### [What you need to do]
Copy every line of the data exactly, leaving nothing out.

---- Dataset entries

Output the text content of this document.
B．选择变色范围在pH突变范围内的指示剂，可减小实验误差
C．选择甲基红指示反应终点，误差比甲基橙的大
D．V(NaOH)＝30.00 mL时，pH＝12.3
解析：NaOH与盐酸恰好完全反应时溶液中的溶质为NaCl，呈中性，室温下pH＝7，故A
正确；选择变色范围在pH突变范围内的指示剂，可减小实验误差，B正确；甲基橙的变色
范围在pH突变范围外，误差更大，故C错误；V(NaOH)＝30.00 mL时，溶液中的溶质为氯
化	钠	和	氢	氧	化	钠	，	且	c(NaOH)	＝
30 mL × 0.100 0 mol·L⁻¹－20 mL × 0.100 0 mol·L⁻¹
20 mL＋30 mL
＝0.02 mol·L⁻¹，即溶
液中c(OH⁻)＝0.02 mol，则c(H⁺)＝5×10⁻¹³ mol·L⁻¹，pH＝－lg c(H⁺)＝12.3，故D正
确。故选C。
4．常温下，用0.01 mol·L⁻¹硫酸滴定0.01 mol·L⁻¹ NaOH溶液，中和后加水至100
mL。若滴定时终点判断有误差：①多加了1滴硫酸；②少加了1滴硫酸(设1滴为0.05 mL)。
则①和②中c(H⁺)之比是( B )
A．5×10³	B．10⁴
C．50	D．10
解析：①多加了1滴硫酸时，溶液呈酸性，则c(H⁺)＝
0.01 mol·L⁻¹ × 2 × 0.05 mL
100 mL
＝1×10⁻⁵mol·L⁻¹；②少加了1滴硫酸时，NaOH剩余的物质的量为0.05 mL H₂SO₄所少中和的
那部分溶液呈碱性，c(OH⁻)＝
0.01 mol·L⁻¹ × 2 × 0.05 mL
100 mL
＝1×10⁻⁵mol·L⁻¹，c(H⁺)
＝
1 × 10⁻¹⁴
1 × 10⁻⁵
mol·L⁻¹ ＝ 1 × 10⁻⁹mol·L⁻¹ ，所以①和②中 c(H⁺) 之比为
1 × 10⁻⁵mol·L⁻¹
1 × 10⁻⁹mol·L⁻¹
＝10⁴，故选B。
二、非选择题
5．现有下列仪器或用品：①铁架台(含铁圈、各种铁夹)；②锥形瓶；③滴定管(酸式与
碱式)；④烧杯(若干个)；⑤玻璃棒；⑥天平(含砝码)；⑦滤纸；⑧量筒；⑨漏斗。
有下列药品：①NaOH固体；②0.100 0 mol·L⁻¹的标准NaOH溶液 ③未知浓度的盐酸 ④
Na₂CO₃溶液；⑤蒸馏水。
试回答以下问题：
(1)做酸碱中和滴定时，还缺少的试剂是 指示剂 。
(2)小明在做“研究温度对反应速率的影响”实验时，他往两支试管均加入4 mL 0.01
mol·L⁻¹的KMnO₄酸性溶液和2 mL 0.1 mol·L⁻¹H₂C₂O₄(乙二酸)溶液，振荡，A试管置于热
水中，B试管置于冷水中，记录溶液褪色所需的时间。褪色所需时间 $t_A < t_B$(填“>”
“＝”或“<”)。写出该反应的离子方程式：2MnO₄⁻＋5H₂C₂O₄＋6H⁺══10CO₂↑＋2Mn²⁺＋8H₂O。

--------

### [Full answer]
Output the text content of this document.
B．选择变色范围在pH突变范围内的指示剂，可减小实验误差
C．选择甲基红指示反应终点，误差比甲基橙的大
D．V(NaOH)＝30.00 mL时，pH＝12.3
解析：NaOH与盐酸恰好完全反应时溶液中的溶质为NaCl，呈中性，室温下pH＝7，故A
正确；选择变色范围在pH突变范围内的指示剂，可减小实验误差，B正确；甲基橙的变色
范围在pH突变范围外，误差更大，故C错误；V(NaOH)＝30.00 mL时，溶液中的溶质为氯
化	钠	和	氢	氧	化	钠	，	且	c(NaOH)	＝
30 mL × 0.100 0 mol·L⁻¹－20 mL × 0.100 0 mol·L⁻¹
20 mL＋30 mL
＝0.02 mol·L⁻¹，即溶
液中c(OH⁻)＝0.02 mol，则c(H⁺)＝5×10⁻¹³ mol·L⁻¹，pH＝－lg c(H⁺)＝12.3，故D正
确。故选C。
4．常温下，用0.01 mol·L⁻¹硫酸滴定0.01 mol·L⁻¹ NaOH溶液，中和后加水至100
mL。若滴定时终点判断有误差：①多加了1滴硫酸；②少加了1滴硫酸(设1滴为0.05 mL)。
则①和②中c(H⁺)之比是( B )
A．5×10³	B．10⁴
C．50	D．10
解析：①多加了1滴硫酸时，溶液呈酸性，则c(H⁺)＝
0.01 mol·L⁻¹ × 2 × 0.05 mL
100 mL
＝1×10⁻⁵mol·L⁻¹；②少加了1滴硫酸时，NaOH剩余的物质的量为0.05 mL H₂SO₄所少中和的
那部分溶液呈碱性，c(OH⁻)＝
0.01 mol·L⁻¹ × 2 × 0.05 mL
100 mL
＝1×10⁻⁵mol·L⁻¹，c(H⁺)
＝
1 × 10⁻¹⁴
1 × 10⁻⁵
mol·L⁻¹ ＝ 1 × 10⁻⁹mol·L⁻¹ ，所以①和②中 c(H⁺) 之比为
1 × 10⁻⁵mol·L⁻¹
1 × 10⁻⁹mol·L⁻¹
＝10⁴，故选B。
二、非选择题
5．现有下列仪器或用品：①铁架台(含铁圈、各种铁夹)；②锥形瓶；③滴定管(酸式与
碱式)；④烧杯(若干个)；⑤玻璃棒；⑥天平(含砝码)；⑦滤纸；⑧量筒；⑨漏斗。
有下列药品：①NaOH固体；②0.100 0 mol·L⁻¹的标准NaOH溶液 ③未知浓度的盐酸 ④
Na₂CO₃溶液；⑤蒸馏水。
试回答以下问题：
(1)做酸碱中和滴定时，还缺少的试剂是 指示剂 。
(2)小明在做“研究温度对反应速率的影响”实验时，他往两支试管均加入4 mL 0.01
mol·L⁻¹的KMnO₄酸性溶液和2 mL 0.1 mol·L⁻¹H₂C₂O₄(乙二酸)溶液，振荡，A试管置于热
水中，B试管置于冷水中，记录溶液褪色所需的时间。褪色所需时间 $t_A < t_B$(填“>”
“＝”或“<”)。写出该反应的离子方程式：2MnO₄⁻＋5H₂C₂O₄＋6H⁺══10CO₂↑＋2Mn²⁺＋8H₂O。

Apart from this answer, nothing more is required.